**EXERCISE:** Would you set down every entry shown below, precisely as written?

**DATA ENTRIES:**
--*--
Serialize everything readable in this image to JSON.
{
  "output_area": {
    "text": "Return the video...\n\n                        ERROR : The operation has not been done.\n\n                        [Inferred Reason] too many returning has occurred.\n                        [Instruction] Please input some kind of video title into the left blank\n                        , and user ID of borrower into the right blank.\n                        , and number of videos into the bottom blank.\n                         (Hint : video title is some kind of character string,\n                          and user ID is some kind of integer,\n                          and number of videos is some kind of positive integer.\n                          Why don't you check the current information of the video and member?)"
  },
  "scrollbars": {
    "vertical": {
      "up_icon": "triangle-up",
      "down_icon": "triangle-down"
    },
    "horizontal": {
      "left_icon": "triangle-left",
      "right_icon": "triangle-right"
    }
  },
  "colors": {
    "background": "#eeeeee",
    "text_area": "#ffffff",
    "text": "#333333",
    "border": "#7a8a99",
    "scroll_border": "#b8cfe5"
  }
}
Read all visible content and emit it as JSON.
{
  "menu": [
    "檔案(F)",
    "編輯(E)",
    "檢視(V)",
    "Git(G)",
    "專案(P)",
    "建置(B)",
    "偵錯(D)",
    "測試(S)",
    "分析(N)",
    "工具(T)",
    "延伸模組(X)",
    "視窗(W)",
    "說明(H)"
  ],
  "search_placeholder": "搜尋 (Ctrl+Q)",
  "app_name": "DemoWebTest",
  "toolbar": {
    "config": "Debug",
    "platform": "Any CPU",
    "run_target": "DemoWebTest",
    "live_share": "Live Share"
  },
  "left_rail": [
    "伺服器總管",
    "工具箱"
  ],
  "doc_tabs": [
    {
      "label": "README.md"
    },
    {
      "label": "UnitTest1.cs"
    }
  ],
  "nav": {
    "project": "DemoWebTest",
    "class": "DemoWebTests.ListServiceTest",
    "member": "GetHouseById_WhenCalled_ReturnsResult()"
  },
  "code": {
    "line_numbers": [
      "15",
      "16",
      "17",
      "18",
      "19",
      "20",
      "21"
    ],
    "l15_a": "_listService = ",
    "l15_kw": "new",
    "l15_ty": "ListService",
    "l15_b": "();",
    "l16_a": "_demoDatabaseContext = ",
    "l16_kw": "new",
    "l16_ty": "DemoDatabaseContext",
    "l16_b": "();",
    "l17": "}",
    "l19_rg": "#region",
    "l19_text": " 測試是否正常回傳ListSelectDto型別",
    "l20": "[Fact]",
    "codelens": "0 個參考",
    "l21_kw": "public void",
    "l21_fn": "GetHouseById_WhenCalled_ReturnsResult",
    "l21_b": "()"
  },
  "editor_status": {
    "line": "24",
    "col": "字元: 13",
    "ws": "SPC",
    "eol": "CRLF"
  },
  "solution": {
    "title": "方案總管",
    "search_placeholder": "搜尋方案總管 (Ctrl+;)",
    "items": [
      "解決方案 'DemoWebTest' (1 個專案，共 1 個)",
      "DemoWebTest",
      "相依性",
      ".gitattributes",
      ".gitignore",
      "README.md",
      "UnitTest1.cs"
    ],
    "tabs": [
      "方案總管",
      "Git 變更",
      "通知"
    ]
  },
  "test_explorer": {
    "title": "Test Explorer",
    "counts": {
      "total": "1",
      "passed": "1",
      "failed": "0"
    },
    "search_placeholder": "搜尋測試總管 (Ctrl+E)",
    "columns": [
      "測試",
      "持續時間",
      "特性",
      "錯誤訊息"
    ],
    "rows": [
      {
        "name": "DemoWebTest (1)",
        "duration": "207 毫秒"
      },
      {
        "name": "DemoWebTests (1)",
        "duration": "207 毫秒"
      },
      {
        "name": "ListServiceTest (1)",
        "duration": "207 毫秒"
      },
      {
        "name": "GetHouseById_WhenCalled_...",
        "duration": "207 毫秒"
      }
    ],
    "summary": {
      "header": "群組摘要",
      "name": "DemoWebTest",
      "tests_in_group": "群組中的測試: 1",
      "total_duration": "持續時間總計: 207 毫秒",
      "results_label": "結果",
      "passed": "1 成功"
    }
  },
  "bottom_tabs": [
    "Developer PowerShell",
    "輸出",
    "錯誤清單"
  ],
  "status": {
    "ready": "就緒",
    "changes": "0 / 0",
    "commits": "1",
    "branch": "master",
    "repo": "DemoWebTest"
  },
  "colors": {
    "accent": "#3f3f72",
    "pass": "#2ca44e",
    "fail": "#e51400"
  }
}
--*--
**SOLUTION TO THIS PROBLEM:**
Serialize everything readable in this image to JSON.
{
  "output_area": {
    "text": "Return the video...\n\n                        ERROR : The operation has not been done.\n\n                        [Inferred Reason] too many returning has occurred.\n                        [Instruction] Please input some kind of video title into the left blank\n                        , and user ID of borrower into the right blank.\n                        , and number of videos into the bottom blank.\n                         (Hint : video title is some kind of character string,\n                          and user ID is some kind of integer,\n                          and number of videos is some kind of positive integer.\n                          Why don't you check the current information of the video and member?)"
  },
  "scrollbars": {
    "vertical": {
      "up_icon": "triangle-up",
      "down_icon": "triangle-down"
    },
    "horizontal": {
      "left_icon": "triangle-left",
      "right_icon": "triangle-right"
    }
  },
  "colors": {
    "background": "#eeeeee",
    "text_area": "#ffffff",
    "text": "#333333",
    "border": "#7a8a99",
    "scroll_border": "#b8cfe5"
  }
}
Read all visible content and emit it as JSON.
{
  "menu": [
    "檔案(F)",
    "編輯(E)",
    "檢視(V)",
    "Git(G)",
    "專案(P)",
    "建置(B)",
    "偵錯(D)",
    "測試(S)",
    "分析(N)",
    "工具(T)",
    "延伸模組(X)",
    "視窗(W)",
    "說明(H)"
  ],
  "search_placeholder": "搜尋 (Ctrl+Q)",
  "app_name": "DemoWebTest",
  "toolbar": {
    "config": "Debug",
    "platform": "Any CPU",
    "run_target": "DemoWebTest",
    "live_share": "Live Share"
  },
  "left_rail": [
    "伺服器總管",
    "工具箱"
  ],
  "doc_tabs": [
    {
      "label": "README.md"
    },
    {
      "label": "UnitTest1.cs"
    }
  ],
  "nav": {
    "project": "DemoWebTest",
    "class": "DemoWebTests.ListServiceTest",
    "member": "GetHouseById_WhenCalled_ReturnsResult()"
  },
  "code": {
    "line_numbers": [
      "15",
      "16",
      "17",
      "18",
      "19",
      "20",
      "21"
    ],
    "l15_a": "_listService = ",
    "l15_kw": "new",
    "l15_ty": "ListService",
    "l15_b": "();",
    "l16_a": "_demoDatabaseContext = ",
    "l16_kw": "new",
    "l16_ty": "DemoDatabaseContext",
    "l16_b": "();",
    "l17": "}",
    "l19_rg": "#region",
    "l19_text": " 測試是否正常回傳ListSelectDto型別",
    "l20": "[Fact]",
    "codelens": "0 個參考",
    "l21_kw": "public void",
    "l21_fn": "GetHouseById_WhenCalled_ReturnsResult",
    "l21_b": "()"
  },
  "editor_status": {
    "line": "24",
    "col": "字元: 13",
    "ws": "SPC",
    "eol": "CRLF"
  },
  "solution": {
    "title": "方案總管",
    "search_placeholder": "搜尋方案總管 (Ctrl+;)",
    "items": [
      "解決方案 'DemoWebTest' (1 個專案，共 1 個)",
      "DemoWebTest",
      "相依性",
      ".gitattributes",
      ".gitignore",
      "README.md",
      "UnitTest1.cs"
    ],
    "tabs": [
      "方案總管",
      "Git 變更",
      "通知"
    ]
  },
  "test_explorer": {
    "title": "Test Explorer",
    "counts": {
      "total": "1",
      "passed": "1",
      "failed": "0"
    },
    "search_placeholder": "搜尋測試總管 (Ctrl+E)",
    "columns": [
      "測試",
      "持續時間",
      "特性",
      "錯誤訊息"
    ],
    "rows": [
      {
        "name": "DemoWebTest (1)",
        "duration": "207 毫秒"
      },
      {
        "name": "DemoWebTests (1)",
        "duration": "207 毫秒"
      },
      {
        "name": "ListServiceTest (1)",
        "duration": "207 毫秒"
      },
      {
        "name": "GetHouseById_WhenCalled_...",
        "duration": "207 毫秒"
      }
    ],
    "summary": {
      "header": "群組摘要",
      "name": "DemoWebTest",
      "tests_in_group": "群組中的測試: 1",
      "total_duration": "持續時間總計: 207 毫秒",
      "results_label": "結果",
      "passed": "1 成功"
    }
  },
  "bottom_tabs": [
    "Developer PowerShell",
    "輸出",
    "錯誤清單"
  ],
  "status": {
    "ready": "就緒",
    "changes": "0 / 0",
    "commits": "1",
    "branch": "master",
    "repo": "DemoWebTest"
  },
  "colors": {
    "accent": "#3f3f72",
    "pass": "#2ca44e",
    "fail": "#e51400"
  }
}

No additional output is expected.